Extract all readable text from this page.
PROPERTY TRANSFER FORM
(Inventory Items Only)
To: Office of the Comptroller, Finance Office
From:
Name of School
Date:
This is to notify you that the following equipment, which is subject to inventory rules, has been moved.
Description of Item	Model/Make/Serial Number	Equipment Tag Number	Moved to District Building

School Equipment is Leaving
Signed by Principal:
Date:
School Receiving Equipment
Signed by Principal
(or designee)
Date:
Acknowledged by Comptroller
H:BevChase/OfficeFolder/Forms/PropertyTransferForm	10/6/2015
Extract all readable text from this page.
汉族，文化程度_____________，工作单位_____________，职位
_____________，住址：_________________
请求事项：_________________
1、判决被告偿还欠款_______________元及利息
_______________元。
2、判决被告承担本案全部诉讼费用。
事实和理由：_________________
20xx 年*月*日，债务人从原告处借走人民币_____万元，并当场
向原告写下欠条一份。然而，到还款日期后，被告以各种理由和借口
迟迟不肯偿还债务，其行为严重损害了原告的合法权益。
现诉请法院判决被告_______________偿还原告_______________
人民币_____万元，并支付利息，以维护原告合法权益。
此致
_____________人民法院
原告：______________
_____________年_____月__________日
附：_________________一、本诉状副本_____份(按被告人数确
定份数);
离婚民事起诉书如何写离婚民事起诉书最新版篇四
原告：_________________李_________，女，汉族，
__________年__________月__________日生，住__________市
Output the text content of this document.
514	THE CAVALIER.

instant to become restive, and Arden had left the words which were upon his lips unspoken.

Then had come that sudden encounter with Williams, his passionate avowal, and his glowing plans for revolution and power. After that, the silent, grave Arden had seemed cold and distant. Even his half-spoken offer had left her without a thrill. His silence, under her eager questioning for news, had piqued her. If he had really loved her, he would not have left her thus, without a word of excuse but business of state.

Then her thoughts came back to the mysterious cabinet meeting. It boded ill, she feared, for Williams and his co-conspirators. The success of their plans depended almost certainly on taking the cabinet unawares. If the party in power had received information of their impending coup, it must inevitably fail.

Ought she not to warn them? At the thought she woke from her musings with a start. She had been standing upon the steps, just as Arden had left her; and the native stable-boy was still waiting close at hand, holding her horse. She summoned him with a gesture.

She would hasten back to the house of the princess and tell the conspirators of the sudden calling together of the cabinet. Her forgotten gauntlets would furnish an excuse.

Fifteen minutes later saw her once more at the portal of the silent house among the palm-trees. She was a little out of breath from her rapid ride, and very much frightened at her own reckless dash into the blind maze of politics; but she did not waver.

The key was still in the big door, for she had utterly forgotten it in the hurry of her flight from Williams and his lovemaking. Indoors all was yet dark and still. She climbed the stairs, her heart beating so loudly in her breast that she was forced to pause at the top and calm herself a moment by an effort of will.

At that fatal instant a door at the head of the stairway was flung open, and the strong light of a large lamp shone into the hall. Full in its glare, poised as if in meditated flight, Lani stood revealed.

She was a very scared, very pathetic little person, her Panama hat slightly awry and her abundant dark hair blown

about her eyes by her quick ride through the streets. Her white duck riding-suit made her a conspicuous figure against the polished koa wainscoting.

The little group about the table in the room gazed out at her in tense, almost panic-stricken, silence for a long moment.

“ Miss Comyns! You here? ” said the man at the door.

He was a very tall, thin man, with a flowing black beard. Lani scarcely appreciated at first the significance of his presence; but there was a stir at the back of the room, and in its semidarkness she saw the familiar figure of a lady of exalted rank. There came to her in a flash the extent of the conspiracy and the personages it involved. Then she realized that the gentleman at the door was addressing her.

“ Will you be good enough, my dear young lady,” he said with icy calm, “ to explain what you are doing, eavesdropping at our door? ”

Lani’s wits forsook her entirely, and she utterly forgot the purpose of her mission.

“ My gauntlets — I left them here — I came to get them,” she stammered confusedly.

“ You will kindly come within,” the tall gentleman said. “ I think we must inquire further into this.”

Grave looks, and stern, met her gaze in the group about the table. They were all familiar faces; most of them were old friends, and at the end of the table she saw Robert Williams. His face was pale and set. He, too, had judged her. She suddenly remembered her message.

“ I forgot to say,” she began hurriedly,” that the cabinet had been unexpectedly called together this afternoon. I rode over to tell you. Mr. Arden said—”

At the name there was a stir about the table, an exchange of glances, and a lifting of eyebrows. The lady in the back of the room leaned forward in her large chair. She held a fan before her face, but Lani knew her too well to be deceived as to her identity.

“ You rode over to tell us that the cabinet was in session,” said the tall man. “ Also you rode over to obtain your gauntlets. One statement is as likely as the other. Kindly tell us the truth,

- - - - - - -

**Task to complete:**
Each entry above is to be printed again exactly.

**Written response:**
Extract all readable text from this page.
PROPERTY TRANSFER FORM
(Inventory Items Only)
To: Office of the Comptroller, Finance Office
From:
Name of School
Date:
This is to notify you that the following equipment, which is subject to inventory rules, has been moved.
Description of Item	Model/Make/Serial Number	Equipment Tag Number	Moved to District Building

School Equipment is Leaving
Signed by Principal:
Date:
School Receiving Equipment
Signed by Principal
(or designee)
Date:
Acknowledged by Comptroller
H:BevChase/OfficeFolder/Forms/PropertyTransferForm	10/6/2015
Extract all readable text from this page.
汉族，文化程度_____________，工作单位_____________，职位
_____________，住址：_________________
请求事项：_________________
1、判决被告偿还欠款_______________元及利息
_______________元。
2、判决被告承担本案全部诉讼费用。
事实和理由：_________________
20xx 年*月*日，债务人从原告处借走人民币_____万元，并当场
向原告写下欠条一份。然而，到还款日期后，被告以各种理由和借口
迟迟不肯偿还债务，其行为严重损害了原告的合法权益。
现诉请法院判决被告_______________偿还原告_______________
人民币_____万元，并支付利息，以维护原告合法权益。
此致
_____________人民法院
原告：______________
_____________年_____月__________日
附：_________________一、本诉状副本_____份(按被告人数确
定份数);
离婚民事起诉书如何写离婚民事起诉书最新版篇四
原告：_________________李_________，女，汉族，
__________年__________月__________日生，住__________市
Output the text content of this document.
514	THE CAVALIER.

instant to become restive, and Arden had left the words which were upon his lips unspoken.

Then had come that sudden encounter with Williams, his passionate avowal, and his glowing plans for revolution and power. After that, the silent, grave Arden had seemed cold and distant. Even his half-spoken offer had left her without a thrill. His silence, under her eager questioning for news, had piqued her. If he had really loved her, he would not have left her thus, without a word of excuse but business of state.

Then her thoughts came back to the mysterious cabinet meeting. It boded ill, she feared, for Williams and his co-conspirators. The success of their plans depended almost certainly on taking the cabinet unawares. If the party in power had received information of their impending coup, it must inevitably fail.

Ought she not to warn them? At the thought she woke from her musings with a start. She had been standing upon the steps, just as Arden had left her; and the native stable-boy was still waiting close at hand, holding her horse. She summoned him with a gesture.

She would hasten back to the house of the princess and tell the conspirators of the sudden calling together of the cabinet. Her forgotten gauntlets would furnish an excuse.

Fifteen minutes later saw her once more at the portal of the silent house among the palm-trees. She was a little out of breath from her rapid ride, and very much frightened at her own reckless dash into the blind maze of politics; but she did not waver.

The key was still in the big door, for she had utterly forgotten it in the hurry of her flight from Williams and his lovemaking. Indoors all was yet dark and still. She climbed the stairs, her heart beating so loudly in her breast that she was forced to pause at the top and calm herself a moment by an effort of will.

At that fatal instant a door at the head of the stairway was flung open, and the strong light of a large lamp shone into the hall. Full in its glare, poised as if in meditated flight, Lani stood revealed.

She was a very scared, very pathetic little person, her Panama hat slightly awry and her abundant dark hair blown

about her eyes by her quick ride through the streets. Her white duck riding-suit made her a conspicuous figure against the polished koa wainscoting.

The little group about the table in the room gazed out at her in tense, almost panic-stricken, silence for a long moment.

“ Miss Comyns! You here? ” said the man at the door.

He was a very tall, thin man, with a flowing black beard. Lani scarcely appreciated at first the significance of his presence; but there was a stir at the back of the room, and in its semidarkness she saw the familiar figure of a lady of exalted rank. There came to her in a flash the extent of the conspiracy and the personages it involved. Then she realized that the gentleman at the door was addressing her.

“ Will you be good enough, my dear young lady,” he said with icy calm, “ to explain what you are doing, eavesdropping at our door? ”

Lani’s wits forsook her entirely, and she utterly forgot the purpose of her mission.

“ My gauntlets — I left them here — I came to get them,” she stammered confusedly.

“ You will kindly come within,” the tall gentleman said. “ I think we must inquire further into this.”

Grave looks, and stern, met her gaze in the group about the table. They were all familiar faces; most of them were old friends, and at the end of the table she saw Robert Williams. His face was pale and set. He, too, had judged her. She suddenly remembered her message.

“ I forgot to say,” she began hurriedly,” that the cabinet had been unexpectedly called together this afternoon. I rode over to tell you. Mr. Arden said—”

At the name there was a stir about the table, an exchange of glances, and a lifting of eyebrows. The lady in the back of the room leaned forward in her large chair. She held a fan before her face, but Lani knew her too well to be deceived as to her identity.

“ You rode over to tell us that the cabinet was in session,” said the tall man. “ Also you rode over to obtain your gauntlets. One statement is as likely as the other. Kindly tell us the truth,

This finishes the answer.